[Data tied to figure images]
⁂
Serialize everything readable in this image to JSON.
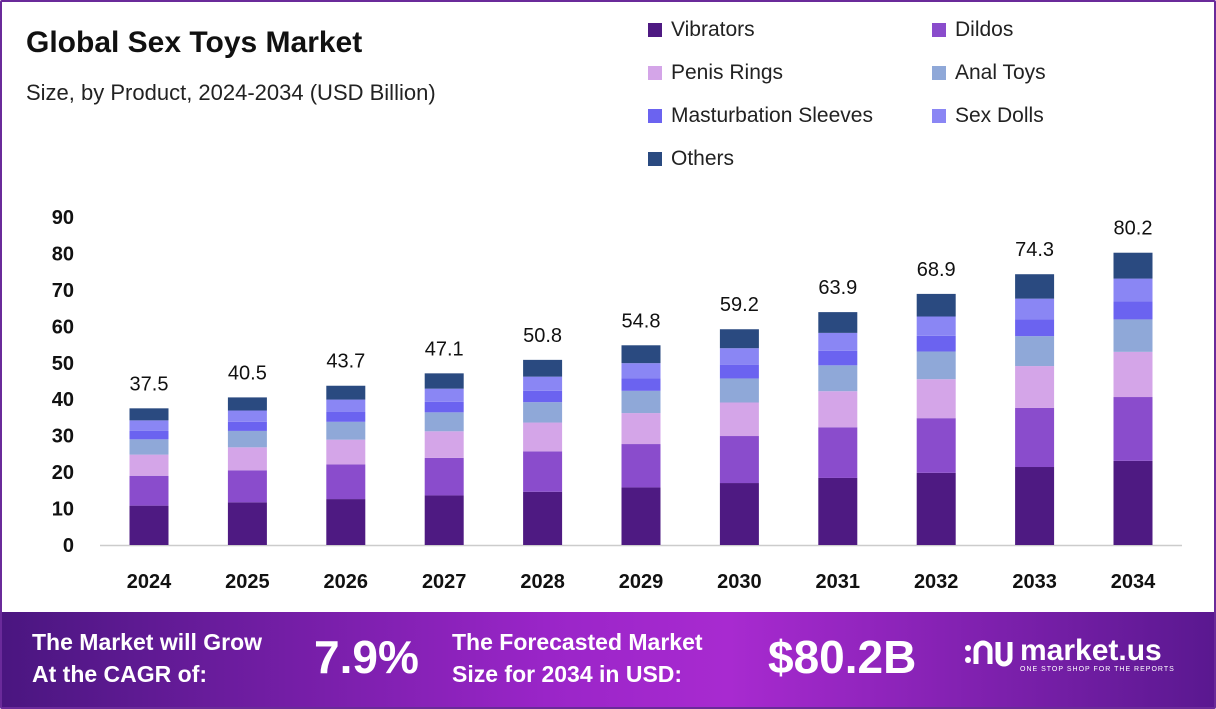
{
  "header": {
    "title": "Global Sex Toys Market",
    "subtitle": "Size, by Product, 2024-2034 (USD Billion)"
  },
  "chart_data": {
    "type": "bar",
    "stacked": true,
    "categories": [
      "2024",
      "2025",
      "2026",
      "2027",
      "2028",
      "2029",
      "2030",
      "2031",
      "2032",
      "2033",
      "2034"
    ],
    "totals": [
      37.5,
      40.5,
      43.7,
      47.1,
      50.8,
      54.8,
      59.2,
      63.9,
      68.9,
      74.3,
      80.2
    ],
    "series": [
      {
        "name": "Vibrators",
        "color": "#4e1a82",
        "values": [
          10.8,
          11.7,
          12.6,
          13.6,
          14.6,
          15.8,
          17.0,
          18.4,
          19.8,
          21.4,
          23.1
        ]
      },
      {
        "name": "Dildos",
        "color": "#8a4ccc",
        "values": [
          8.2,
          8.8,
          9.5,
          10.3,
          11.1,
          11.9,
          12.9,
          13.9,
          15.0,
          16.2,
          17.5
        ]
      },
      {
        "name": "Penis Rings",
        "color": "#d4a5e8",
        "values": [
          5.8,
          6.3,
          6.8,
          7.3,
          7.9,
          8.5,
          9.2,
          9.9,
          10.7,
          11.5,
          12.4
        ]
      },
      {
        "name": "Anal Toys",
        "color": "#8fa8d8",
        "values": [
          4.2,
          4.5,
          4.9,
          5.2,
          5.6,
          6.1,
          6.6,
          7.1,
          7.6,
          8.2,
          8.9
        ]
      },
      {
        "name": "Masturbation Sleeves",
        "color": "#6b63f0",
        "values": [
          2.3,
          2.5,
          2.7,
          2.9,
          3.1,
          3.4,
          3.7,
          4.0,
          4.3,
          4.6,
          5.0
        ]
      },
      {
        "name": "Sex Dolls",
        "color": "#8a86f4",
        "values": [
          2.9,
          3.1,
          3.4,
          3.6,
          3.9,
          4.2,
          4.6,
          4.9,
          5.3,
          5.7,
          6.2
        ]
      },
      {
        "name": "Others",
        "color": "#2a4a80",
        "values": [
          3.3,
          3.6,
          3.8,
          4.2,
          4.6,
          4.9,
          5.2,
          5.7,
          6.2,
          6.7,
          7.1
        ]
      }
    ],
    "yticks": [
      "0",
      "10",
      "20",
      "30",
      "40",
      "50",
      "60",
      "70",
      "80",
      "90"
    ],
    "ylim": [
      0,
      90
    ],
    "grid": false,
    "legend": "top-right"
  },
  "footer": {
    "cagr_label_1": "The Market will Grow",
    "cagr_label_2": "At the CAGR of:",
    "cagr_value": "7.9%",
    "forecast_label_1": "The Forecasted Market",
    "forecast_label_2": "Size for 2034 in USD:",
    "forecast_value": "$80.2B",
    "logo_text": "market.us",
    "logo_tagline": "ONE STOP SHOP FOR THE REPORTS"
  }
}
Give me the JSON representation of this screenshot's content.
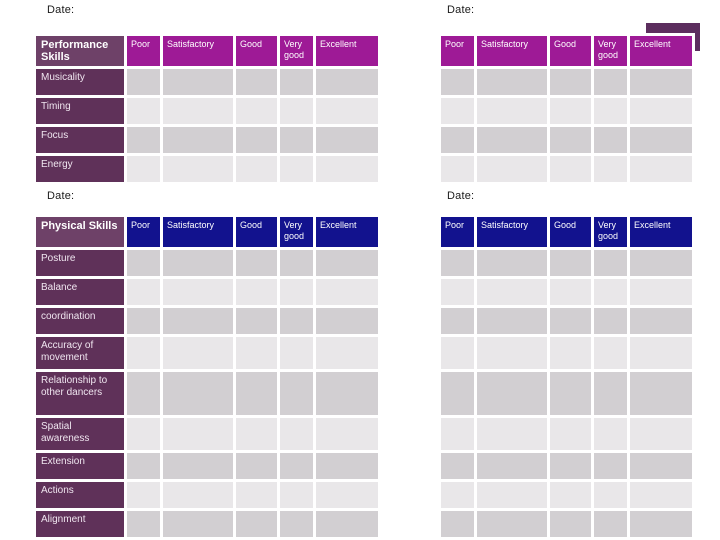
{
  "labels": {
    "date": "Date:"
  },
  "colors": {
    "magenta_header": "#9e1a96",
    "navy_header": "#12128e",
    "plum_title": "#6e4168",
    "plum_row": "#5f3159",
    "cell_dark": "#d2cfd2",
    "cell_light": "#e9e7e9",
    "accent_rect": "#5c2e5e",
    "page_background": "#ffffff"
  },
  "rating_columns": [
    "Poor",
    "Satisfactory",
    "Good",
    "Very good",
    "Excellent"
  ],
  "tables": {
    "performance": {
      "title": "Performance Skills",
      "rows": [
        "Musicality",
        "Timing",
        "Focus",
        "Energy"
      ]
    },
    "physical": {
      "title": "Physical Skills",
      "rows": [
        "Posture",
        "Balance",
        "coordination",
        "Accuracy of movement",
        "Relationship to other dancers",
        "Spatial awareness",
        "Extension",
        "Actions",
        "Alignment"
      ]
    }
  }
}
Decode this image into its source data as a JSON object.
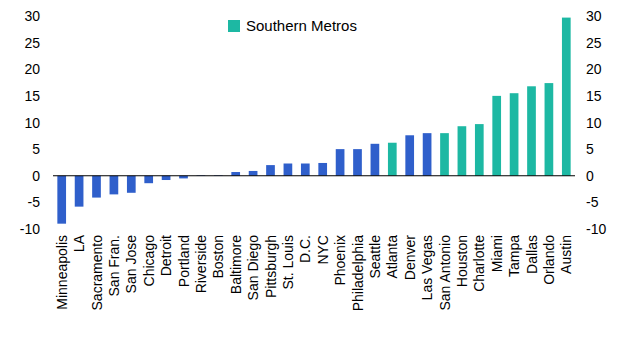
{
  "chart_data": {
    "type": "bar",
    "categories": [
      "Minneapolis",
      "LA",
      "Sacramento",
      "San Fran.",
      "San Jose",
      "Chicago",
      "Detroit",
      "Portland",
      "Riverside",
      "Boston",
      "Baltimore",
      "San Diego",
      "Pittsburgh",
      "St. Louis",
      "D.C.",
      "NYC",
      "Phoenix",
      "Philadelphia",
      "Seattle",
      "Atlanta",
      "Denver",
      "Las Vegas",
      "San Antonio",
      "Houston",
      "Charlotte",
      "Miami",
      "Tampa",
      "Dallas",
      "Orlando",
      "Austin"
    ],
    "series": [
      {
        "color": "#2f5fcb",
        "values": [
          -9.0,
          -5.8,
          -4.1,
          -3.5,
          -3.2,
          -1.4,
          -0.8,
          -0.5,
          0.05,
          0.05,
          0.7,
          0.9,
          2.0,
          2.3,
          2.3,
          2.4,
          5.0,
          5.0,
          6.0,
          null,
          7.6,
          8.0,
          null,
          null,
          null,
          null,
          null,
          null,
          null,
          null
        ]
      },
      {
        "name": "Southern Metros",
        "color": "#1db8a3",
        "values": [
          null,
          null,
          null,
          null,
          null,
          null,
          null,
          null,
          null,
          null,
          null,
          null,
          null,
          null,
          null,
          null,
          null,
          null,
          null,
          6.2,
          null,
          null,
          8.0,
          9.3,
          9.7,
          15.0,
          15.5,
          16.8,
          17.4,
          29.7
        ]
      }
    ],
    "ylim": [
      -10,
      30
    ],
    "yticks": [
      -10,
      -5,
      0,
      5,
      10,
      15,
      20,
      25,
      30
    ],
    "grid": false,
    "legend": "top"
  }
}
⁂
» WORK REQUIRED:
Each line that has the word "this" should be copied.

» RESPONSE TO THE EXERCISE:
Serialize everything readable in this image to JSON.
Give me the JSON representation of this screenshot's content.
Decode this image into its source data as a JSON object.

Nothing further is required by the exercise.